### READING TEXT

····················

Italians of Today Could Have Jewish Ancestors

Nadene Goldfoot
Jewish settlement in Italy had started over 2,000 years ago from the Roman period to today.  Prisoners of war and slaves during the Roman-Jewish wars in Judea from 63 BCE -135 CE were brought to Rome.  In 70 CE Titus destroyed the Temple in Jerusalem and had brought many Jews as slaves along with their Menorah which the Romans had stolen from the Temple.  Jews already living in Rome paid a ransom to liberate them.  At that time there were 10 synagogues in Rome that the Jews had built.  Judah Maccabee sent ambassadors to Rome in 161 BCE and they signed a treaty with the Roman Senate.  So Jews were in Italy from before the Christian era to today.  Jews were first settled there in the 2nd century BCE in Rome and were there to greet the Jewish ambassadors.  They were there  afterwards in the southern ports and along the trade routes.  Jews were known to live there in at least 40 places before the close of the Classical Period.

Catacombs give us evidence of their way of life and the high degree of cultural assimilation.  Their lives deteriorated with the Christianization of the Roman Empire in the 4th century (300's).  They were protected by the Popes against the worst excesses and their fundamental rights were maintained.

In the Dark Ages (500-1100) , the great center of Jewish life was in the south, in Bari, etc.  These places played a great part in bringing talmudic scholarship to Northern Europe.  The southern Italian communities were mainly involved in wholesale trade, but eliminated by the Venetians later, and in handicrafts like dyeing and silkweaving. Bari was the 2nd most important economic center of mainland southern Italy after Naples.  It was a city that came under Roman rule in the 3rd century BCE.  Their port for eastward trade was mentioned in 181 BCE and was the center of the fishery business.

In Sicily, there was a large proletarian community of manual laborers.  At the end of the 13th century, persecution in the kingdom of Naples drove large numbers of Jews to Christianity.  During this period, Jewish loan-bankers began to be invited for the public convenience into the towns of central and northern Italy.  This was the origin of the famous communities of Florence, Venice, Mantua, Ferrara, etc. 

In 1492 the Spanish authorities expelled Jews from Sicily and in 1541, from the kingdom of Naples where they never again returned.  During this period Jews in other areas lived well and comfortable and were influenced by the Renaissance of 1400-1600.

····················

### PROVIDED DATA

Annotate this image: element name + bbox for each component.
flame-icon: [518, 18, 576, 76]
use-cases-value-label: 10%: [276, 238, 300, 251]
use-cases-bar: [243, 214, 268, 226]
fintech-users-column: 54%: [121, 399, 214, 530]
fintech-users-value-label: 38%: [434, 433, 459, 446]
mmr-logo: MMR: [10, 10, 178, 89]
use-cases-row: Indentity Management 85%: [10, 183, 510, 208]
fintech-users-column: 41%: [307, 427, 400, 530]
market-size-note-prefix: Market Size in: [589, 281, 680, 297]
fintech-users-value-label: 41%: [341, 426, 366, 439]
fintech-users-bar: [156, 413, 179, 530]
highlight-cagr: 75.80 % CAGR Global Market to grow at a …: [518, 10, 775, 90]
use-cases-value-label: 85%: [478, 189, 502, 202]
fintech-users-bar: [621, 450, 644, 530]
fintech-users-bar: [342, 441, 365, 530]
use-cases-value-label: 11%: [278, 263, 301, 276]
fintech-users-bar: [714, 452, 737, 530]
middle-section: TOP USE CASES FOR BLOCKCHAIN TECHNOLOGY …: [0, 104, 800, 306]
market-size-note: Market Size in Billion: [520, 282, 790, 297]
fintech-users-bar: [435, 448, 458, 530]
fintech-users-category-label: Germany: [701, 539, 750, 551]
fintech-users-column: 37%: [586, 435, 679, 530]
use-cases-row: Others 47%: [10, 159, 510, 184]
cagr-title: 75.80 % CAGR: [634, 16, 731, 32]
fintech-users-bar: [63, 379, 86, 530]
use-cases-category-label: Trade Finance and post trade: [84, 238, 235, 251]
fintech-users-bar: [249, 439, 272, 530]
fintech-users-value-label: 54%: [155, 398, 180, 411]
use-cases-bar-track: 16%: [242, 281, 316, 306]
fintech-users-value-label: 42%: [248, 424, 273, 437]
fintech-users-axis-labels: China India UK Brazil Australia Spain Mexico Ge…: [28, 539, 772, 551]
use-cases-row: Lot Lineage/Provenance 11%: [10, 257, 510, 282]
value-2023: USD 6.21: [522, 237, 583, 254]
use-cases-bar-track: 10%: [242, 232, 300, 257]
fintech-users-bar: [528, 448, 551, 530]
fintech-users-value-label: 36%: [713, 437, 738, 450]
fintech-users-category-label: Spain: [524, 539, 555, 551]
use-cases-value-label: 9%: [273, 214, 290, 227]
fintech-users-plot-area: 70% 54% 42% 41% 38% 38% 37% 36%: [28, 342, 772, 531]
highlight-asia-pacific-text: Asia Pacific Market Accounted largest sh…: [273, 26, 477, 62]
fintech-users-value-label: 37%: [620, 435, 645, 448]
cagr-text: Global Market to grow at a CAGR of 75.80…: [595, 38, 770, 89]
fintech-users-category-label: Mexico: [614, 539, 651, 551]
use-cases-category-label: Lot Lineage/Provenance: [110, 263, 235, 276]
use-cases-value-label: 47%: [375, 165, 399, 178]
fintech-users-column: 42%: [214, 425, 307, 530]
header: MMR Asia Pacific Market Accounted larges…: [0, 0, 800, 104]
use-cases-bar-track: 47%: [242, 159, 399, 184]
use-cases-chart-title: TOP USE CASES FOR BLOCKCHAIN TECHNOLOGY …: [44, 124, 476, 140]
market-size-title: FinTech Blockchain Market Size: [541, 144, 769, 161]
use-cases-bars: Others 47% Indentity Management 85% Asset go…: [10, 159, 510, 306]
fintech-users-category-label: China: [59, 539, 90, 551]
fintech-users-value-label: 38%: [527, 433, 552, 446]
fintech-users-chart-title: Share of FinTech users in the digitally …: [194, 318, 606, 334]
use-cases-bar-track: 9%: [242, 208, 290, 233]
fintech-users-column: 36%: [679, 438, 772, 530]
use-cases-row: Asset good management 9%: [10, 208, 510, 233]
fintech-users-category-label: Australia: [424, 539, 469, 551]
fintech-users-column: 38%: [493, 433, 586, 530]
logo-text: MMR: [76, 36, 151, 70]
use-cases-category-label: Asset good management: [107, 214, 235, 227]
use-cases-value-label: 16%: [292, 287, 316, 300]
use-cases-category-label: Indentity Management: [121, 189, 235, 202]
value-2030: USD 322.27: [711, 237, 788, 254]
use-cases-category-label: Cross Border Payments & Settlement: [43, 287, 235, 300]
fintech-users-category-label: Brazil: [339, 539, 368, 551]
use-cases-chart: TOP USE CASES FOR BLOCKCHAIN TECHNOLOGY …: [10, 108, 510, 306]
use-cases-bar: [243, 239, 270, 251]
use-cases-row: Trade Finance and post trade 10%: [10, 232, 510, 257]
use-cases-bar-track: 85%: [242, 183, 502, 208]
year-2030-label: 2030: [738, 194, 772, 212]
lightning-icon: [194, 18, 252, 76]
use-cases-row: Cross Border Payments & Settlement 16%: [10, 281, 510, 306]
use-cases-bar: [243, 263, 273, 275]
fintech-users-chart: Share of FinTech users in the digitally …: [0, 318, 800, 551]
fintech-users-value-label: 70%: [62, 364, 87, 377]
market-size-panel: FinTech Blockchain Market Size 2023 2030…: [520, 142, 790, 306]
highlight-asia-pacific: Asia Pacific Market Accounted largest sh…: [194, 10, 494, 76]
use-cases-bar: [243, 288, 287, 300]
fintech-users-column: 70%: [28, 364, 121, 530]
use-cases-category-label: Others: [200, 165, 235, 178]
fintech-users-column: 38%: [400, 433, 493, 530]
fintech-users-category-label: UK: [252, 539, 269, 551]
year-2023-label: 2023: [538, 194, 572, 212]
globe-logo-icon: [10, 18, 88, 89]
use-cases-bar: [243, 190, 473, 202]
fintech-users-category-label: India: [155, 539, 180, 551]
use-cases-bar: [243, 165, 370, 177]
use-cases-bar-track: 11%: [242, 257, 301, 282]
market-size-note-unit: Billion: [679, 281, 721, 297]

····················

### PARTS OF THE EXERCISE
a - Summarize the piece on Jewish settlement in Italy in two sentences.
b - Using the piece on Jewish settlement in Italy, answer yes or no to each statement and quote the words that decide it: (i) Jews already living in Rome paid to free the Jews Titus brought as slaves; (ii) Bari ranked above Naples as an economic center of mainland southern Italy; (iii) the ambassadors Judah Maccabee sent to Rome signed a treaty with the Roman Senate.
c - Extend the piece on Jewish settlement in Italy, starting after its final sentence.
The records were taken from a different source than the text.

### ANSWERS FOR THE EXERCISE
a - Jews have lived in Italy for over 2,000 years: they were settled in Rome by the 2nd century BCE, and more were brought there as prisoners of war and slaves during the Roman-Jewish wars. Their lives deteriorated with the Christianization of the Roman Empire, southern communities such as Bari were the great center of Jewish life in the Dark Ages, and Jews were later expelled from Sicily in 1492 and from the kingdom of Naples in 1541.

b -
(i) Yes: "Jews already living in Rome paid a ransom to liberate them."
(ii) No: "Bari was the 2nd most important economic center of mainland southern Italy after Naples."
(iii) Yes: "Judah Maccabee sent ambassadors to Rome in 161 BCE and they signed a treaty with the Roman Senate."

c -
The Counter-Reformation with Pope Paul IV's bull cum nimis absurdum of 1555, their life deteriorated.  This is when the Italians created the GHETTO and oppression in Rome and the Papal States with this horrible policy which was later copied all over the country.  The GHETTO PERIOD lasted until the end of the 18th century (1555-1799).  Ghettos were started in Venice where Jews were segregated in 1517.  The concept of living in a quarter where only Jews could live behind locked gates, such as the ghettos were, started from the Lateran councils of 1179 and 1215 which forbade Jews and Christians to live together in close contact.  From the 15th century, the friars in Italy began to press for the effective segregation of the Jews so that Pope Paul IV ordered that Jews in the Papal States should be forced to live in separate quarters.  This was carried into effect in Rome and became the rule throughout Italy into the next generation.  They were overcrowed but not allowed to expand and frequently had fires because of this.  This was often accompanied by forced baptism and the wearing of the Jewish badge, ssermons to convert and occupational restrictions.  It was abolished in Italy in the French Revolutionary Period of 1789-99 but reintroduced locally in the 19th century and came to an end when Rome united with the kingdom of Italy in 1870.

Most Jews were found to be living in Ancona from 1300 CE on, Livorno from 1577, Roma, Venezia and Sicily in the south. 

Emancipation came at the time of the French Revolutionary Wars of 1796-97 but was canceled on the fall of Napoleon in 1814 and was reestablished with the consolidation of united Italy in 1840-70.  In the next generations, Jewish emancipation was more complete in Italy than in any other country of Europe.  Jewish positions  on the whole was maintained in the early years of Fascism in 1922, but it 1938, after Mussolini ended an alliance with Nazi Germany, a thoroughgoing anti-Semitic policy was adopted.  Jews were removed from office and many emigrated from Italy. 

Italy did not practice the Nazi brutality, but during the German occupation of northern Italy in 1943-45, violent persecution began and some thousands of Italian Jews were deported to the death camps.  Some 3,000 Italian Jews have settled in Israel.  The Jewish population in 1990 in Italy showed 34,500, of whom 15,000 live in Rome and 10,000 in Milan.  There must be many Gentile Italians with Jewish ancestors as well. 

Reference:  The Standard Jewish Encyclopedia excellent information
I Maccabees in Bible


F Déry said...

Didn't the Talmud talk about a connection to Romans and Spartans ?

Think about it.
Your god that you can't name, but is the base of many jewish names as yehu-,
he has a close similarity with Jupiter (Iouus or Jove).
Juno (Iuno) is the female counterpart.
Didn't God have a female counterpart Asherah that was worshipped as the Queen of Heaven?

Nadene Goldfoot said...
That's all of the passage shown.